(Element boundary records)
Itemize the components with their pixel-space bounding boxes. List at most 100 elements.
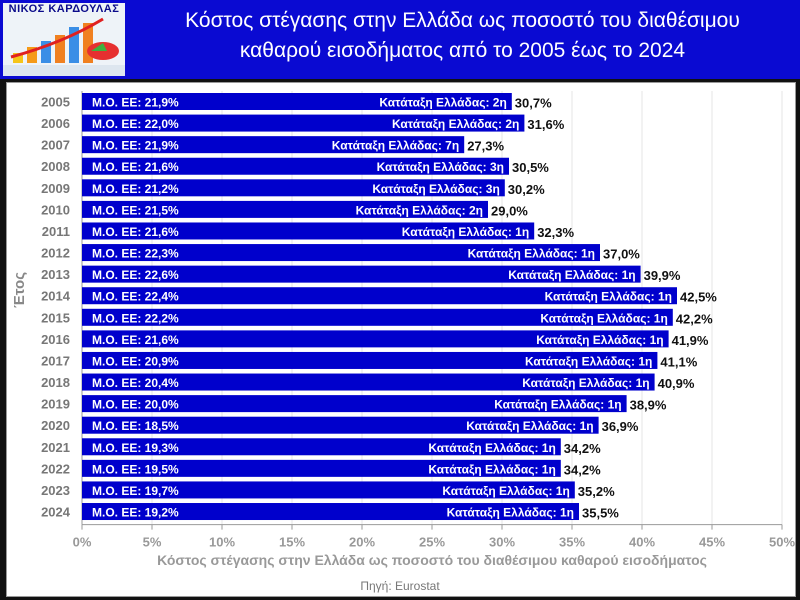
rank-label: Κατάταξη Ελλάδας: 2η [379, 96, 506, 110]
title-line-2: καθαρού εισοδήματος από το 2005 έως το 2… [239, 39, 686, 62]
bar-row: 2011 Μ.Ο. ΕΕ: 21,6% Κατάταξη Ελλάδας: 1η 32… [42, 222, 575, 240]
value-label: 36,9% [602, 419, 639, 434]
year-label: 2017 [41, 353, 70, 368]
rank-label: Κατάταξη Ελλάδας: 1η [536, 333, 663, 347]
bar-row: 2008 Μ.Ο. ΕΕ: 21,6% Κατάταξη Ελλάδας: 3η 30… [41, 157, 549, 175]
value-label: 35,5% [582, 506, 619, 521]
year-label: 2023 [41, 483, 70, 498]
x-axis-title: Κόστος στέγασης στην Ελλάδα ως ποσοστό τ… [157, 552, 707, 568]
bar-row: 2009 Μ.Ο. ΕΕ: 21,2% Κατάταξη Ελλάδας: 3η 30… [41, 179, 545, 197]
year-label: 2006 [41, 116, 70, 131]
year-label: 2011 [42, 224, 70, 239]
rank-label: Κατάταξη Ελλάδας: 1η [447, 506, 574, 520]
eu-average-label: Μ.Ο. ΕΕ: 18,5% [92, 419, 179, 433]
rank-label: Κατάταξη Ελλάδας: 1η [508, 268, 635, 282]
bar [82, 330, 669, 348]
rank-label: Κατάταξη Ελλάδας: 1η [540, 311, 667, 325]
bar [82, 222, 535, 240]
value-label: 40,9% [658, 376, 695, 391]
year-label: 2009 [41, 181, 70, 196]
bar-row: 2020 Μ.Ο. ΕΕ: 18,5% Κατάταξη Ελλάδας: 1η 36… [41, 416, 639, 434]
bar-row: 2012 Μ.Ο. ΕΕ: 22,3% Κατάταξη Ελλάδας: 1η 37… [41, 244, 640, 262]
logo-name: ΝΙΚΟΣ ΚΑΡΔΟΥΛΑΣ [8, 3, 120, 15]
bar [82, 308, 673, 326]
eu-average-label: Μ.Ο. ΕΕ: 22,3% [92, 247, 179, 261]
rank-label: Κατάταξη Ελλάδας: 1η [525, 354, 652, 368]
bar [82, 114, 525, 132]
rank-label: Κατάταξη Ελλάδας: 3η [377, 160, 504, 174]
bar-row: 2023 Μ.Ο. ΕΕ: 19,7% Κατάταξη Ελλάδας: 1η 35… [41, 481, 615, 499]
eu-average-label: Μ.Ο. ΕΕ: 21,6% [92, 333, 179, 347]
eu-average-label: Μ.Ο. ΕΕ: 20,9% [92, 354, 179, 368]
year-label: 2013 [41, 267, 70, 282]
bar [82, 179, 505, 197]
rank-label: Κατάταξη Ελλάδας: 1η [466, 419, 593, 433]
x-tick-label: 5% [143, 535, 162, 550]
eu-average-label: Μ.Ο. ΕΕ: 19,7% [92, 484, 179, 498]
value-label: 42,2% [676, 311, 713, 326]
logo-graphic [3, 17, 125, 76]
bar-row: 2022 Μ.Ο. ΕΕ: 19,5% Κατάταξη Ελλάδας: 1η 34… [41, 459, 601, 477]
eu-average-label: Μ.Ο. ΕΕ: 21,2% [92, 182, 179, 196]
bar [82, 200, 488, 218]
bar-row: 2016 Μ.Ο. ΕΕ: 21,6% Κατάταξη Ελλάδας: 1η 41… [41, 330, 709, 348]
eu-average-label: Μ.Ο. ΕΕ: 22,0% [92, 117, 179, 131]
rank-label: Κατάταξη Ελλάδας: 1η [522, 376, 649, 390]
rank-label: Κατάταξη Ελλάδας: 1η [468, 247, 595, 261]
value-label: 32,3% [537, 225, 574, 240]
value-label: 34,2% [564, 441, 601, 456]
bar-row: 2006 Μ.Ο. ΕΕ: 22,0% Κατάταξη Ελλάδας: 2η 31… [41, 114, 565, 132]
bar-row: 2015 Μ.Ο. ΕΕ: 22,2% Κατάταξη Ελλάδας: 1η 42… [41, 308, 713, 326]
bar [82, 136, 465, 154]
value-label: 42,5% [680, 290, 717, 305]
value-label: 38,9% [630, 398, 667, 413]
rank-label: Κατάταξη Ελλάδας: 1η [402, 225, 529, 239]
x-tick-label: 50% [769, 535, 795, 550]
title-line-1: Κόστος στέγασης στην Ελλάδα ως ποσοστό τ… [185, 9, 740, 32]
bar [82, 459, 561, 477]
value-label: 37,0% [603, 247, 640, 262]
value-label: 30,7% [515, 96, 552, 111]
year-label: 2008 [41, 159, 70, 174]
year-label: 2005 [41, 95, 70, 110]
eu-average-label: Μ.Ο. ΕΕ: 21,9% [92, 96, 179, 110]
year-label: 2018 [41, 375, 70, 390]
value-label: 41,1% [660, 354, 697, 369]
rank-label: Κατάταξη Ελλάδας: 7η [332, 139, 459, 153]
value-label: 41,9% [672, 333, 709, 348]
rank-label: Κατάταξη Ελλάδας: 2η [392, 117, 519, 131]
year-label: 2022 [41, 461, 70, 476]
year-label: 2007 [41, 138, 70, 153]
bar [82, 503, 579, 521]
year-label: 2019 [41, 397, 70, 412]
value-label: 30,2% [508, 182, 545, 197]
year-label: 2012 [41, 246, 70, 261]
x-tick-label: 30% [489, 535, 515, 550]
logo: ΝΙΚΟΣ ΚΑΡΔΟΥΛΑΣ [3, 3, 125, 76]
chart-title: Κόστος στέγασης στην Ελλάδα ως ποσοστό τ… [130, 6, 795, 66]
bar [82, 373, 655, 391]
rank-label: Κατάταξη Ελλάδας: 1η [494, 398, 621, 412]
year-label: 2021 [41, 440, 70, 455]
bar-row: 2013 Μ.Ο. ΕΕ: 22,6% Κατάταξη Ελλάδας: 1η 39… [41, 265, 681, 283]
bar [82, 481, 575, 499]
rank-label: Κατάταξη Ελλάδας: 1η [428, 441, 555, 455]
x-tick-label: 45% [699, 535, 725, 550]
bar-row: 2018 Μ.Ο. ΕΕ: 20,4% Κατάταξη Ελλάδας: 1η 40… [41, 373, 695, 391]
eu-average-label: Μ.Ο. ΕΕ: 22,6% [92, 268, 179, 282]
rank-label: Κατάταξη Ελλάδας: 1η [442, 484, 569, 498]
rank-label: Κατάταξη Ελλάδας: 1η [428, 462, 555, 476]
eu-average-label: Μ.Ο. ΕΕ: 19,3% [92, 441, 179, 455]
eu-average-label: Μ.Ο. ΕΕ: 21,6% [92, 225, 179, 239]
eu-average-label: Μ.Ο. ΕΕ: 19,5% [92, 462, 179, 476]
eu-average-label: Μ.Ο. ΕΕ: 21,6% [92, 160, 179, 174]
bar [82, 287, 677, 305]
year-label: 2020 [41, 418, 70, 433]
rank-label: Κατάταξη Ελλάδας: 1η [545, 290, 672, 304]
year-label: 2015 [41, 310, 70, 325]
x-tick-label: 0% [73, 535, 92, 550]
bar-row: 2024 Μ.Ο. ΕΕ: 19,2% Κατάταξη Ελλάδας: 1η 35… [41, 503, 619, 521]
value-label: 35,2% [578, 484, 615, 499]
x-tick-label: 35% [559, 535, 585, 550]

REQUIREMENTS.
Copy every line of the records above word for word, leaving out the pictures.

OUTPUT OF THE TASK.
Itemize the components with their pixel-space bounding boxes. List at most 100 elements.
rank-label: Κατάταξη Ελλάδας: 2η [379, 96, 506, 110]
title-line-2: καθαρού εισοδήματος από το 2005 έως το 2… [239, 39, 686, 62]
bar-row: 2011 Μ.Ο. ΕΕ: 21,6% Κατάταξη Ελλάδας: 1η 32… [42, 222, 575, 240]
value-label: 36,9% [602, 419, 639, 434]
year-label: 2017 [41, 353, 70, 368]
rank-label: Κατάταξη Ελλάδας: 1η [536, 333, 663, 347]
bar-row: 2008 Μ.Ο. ΕΕ: 21,6% Κατάταξη Ελλάδας: 3η 30… [41, 157, 549, 175]
value-label: 35,5% [582, 506, 619, 521]
year-label: 2023 [41, 483, 70, 498]
x-axis-title: Κόστος στέγασης στην Ελλάδα ως ποσοστό τ… [157, 552, 707, 568]
bar-row: 2009 Μ.Ο. ΕΕ: 21,2% Κατάταξη Ελλάδας: 3η 30… [41, 179, 545, 197]
year-label: 2006 [41, 116, 70, 131]
year-label: 2011 [42, 224, 70, 239]
rank-label: Κατάταξη Ελλάδας: 1η [447, 506, 574, 520]
eu-average-label: Μ.Ο. ΕΕ: 18,5% [92, 419, 179, 433]
rank-label: Κατάταξη Ελλάδας: 1η [508, 268, 635, 282]
bar [82, 330, 669, 348]
rank-label: Κατάταξη Ελλάδας: 1η [540, 311, 667, 325]
bar [82, 222, 535, 240]
value-label: 40,9% [658, 376, 695, 391]
year-label: 2009 [41, 181, 70, 196]
bar-row: 2020 Μ.Ο. ΕΕ: 18,5% Κατάταξη Ελλάδας: 1η 36… [41, 416, 639, 434]
bar-row: 2012 Μ.Ο. ΕΕ: 22,3% Κατάταξη Ελλάδας: 1η 37… [41, 244, 640, 262]
logo-name: ΝΙΚΟΣ ΚΑΡΔΟΥΛΑΣ [8, 3, 120, 15]
bar [82, 308, 673, 326]
eu-average-label: Μ.Ο. ΕΕ: 22,3% [92, 247, 179, 261]
rank-label: Κατάταξη Ελλάδας: 1η [525, 354, 652, 368]
bar [82, 114, 525, 132]
rank-label: Κατάταξη Ελλάδας: 3η [377, 160, 504, 174]
bar-row: 2023 Μ.Ο. ΕΕ: 19,7% Κατάταξη Ελλάδας: 1η 35… [41, 481, 615, 499]
eu-average-label: Μ.Ο. ΕΕ: 21,6% [92, 333, 179, 347]
eu-average-label: Μ.Ο. ΕΕ: 20,9% [92, 354, 179, 368]
year-label: 2013 [41, 267, 70, 282]
bar [82, 179, 505, 197]
rank-label: Κατάταξη Ελλάδας: 1η [466, 419, 593, 433]
x-tick-label: 5% [143, 535, 162, 550]
eu-average-label: Μ.Ο. ΕΕ: 19,7% [92, 484, 179, 498]
value-label: 42,2% [676, 311, 713, 326]
logo-graphic [3, 17, 125, 76]
bar-row: 2022 Μ.Ο. ΕΕ: 19,5% Κατάταξη Ελλάδας: 1η 34… [41, 459, 601, 477]
eu-average-label: Μ.Ο. ΕΕ: 21,2% [92, 182, 179, 196]
bar [82, 200, 488, 218]
bar-row: 2016 Μ.Ο. ΕΕ: 21,6% Κατάταξη Ελλάδας: 1η 41… [41, 330, 709, 348]
eu-average-label: Μ.Ο. ΕΕ: 22,0% [92, 117, 179, 131]
rank-label: Κατάταξη Ελλάδας: 1η [522, 376, 649, 390]
rank-label: Κατάταξη Ελλάδας: 1η [468, 247, 595, 261]
value-label: 32,3% [537, 225, 574, 240]
value-label: 34,2% [564, 441, 601, 456]
bar-row: 2006 Μ.Ο. ΕΕ: 22,0% Κατάταξη Ελλάδας: 2η 31… [41, 114, 565, 132]
bar-row: 2015 Μ.Ο. ΕΕ: 22,2% Κατάταξη Ελλάδας: 1η 42… [41, 308, 713, 326]
bar [82, 136, 465, 154]
value-label: 42,5% [680, 290, 717, 305]
value-label: 38,9% [630, 398, 667, 413]
rank-label: Κατάταξη Ελλάδας: 1η [402, 225, 529, 239]
x-tick-label: 50% [769, 535, 795, 550]
title-line-1: Κόστος στέγασης στην Ελλάδα ως ποσοστό τ… [185, 9, 740, 32]
bar [82, 459, 561, 477]
value-label: 37,0% [603, 247, 640, 262]
value-label: 30,7% [515, 96, 552, 111]
year-label: 2008 [41, 159, 70, 174]
year-label: 2005 [41, 95, 70, 110]
eu-average-label: Μ.Ο. ΕΕ: 21,9% [92, 96, 179, 110]
year-label: 2018 [41, 375, 70, 390]
value-label: 41,1% [660, 354, 697, 369]
rank-label: Κατάταξη Ελλάδας: 7η [332, 139, 459, 153]
value-label: 41,9% [672, 333, 709, 348]
rank-label: Κατάταξη Ελλάδας: 2η [392, 117, 519, 131]
year-label: 2022 [41, 461, 70, 476]
year-label: 2007 [41, 138, 70, 153]
bar [82, 503, 579, 521]
year-label: 2019 [41, 397, 70, 412]
value-label: 30,2% [508, 182, 545, 197]
year-label: 2012 [41, 246, 70, 261]
x-tick-label: 30% [489, 535, 515, 550]
logo: ΝΙΚΟΣ ΚΑΡΔΟΥΛΑΣ [3, 3, 125, 76]
chart-title: Κόστος στέγασης στην Ελλάδα ως ποσοστό τ… [130, 6, 795, 66]
bar [82, 373, 655, 391]
rank-label: Κατάταξη Ελλάδας: 1η [494, 398, 621, 412]
year-label: 2021 [41, 440, 70, 455]
bar-row: 2013 Μ.Ο. ΕΕ: 22,6% Κατάταξη Ελλάδας: 1η 39… [41, 265, 681, 283]
bar [82, 481, 575, 499]
rank-label: Κατάταξη Ελλάδας: 1η [428, 441, 555, 455]
x-tick-label: 45% [699, 535, 725, 550]
bar-row: 2018 Μ.Ο. ΕΕ: 20,4% Κατάταξη Ελλάδας: 1η 40… [41, 373, 695, 391]
eu-average-label: Μ.Ο. ΕΕ: 22,6% [92, 268, 179, 282]
rank-label: Κατάταξη Ελλάδας: 1η [442, 484, 569, 498]
rank-label: Κατάταξη Ελλάδας: 1η [428, 462, 555, 476]
eu-average-label: Μ.Ο. ΕΕ: 19,3% [92, 441, 179, 455]
eu-average-label: Μ.Ο. ΕΕ: 21,6% [92, 225, 179, 239]
eu-average-label: Μ.Ο. ΕΕ: 19,5% [92, 462, 179, 476]
eu-average-label: Μ.Ο. ΕΕ: 21,6% [92, 160, 179, 174]
bar [82, 287, 677, 305]
year-label: 2020 [41, 418, 70, 433]
rank-label: Κατάταξη Ελλάδας: 1η [545, 290, 672, 304]
year-label: 2015 [41, 310, 70, 325]
x-tick-label: 0% [73, 535, 92, 550]
bar-row: 2024 Μ.Ο. ΕΕ: 19,2% Κατάταξη Ελλάδας: 1η 35… [41, 503, 619, 521]
value-label: 35,2% [578, 484, 615, 499]
x-tick-label: 35% [559, 535, 585, 550]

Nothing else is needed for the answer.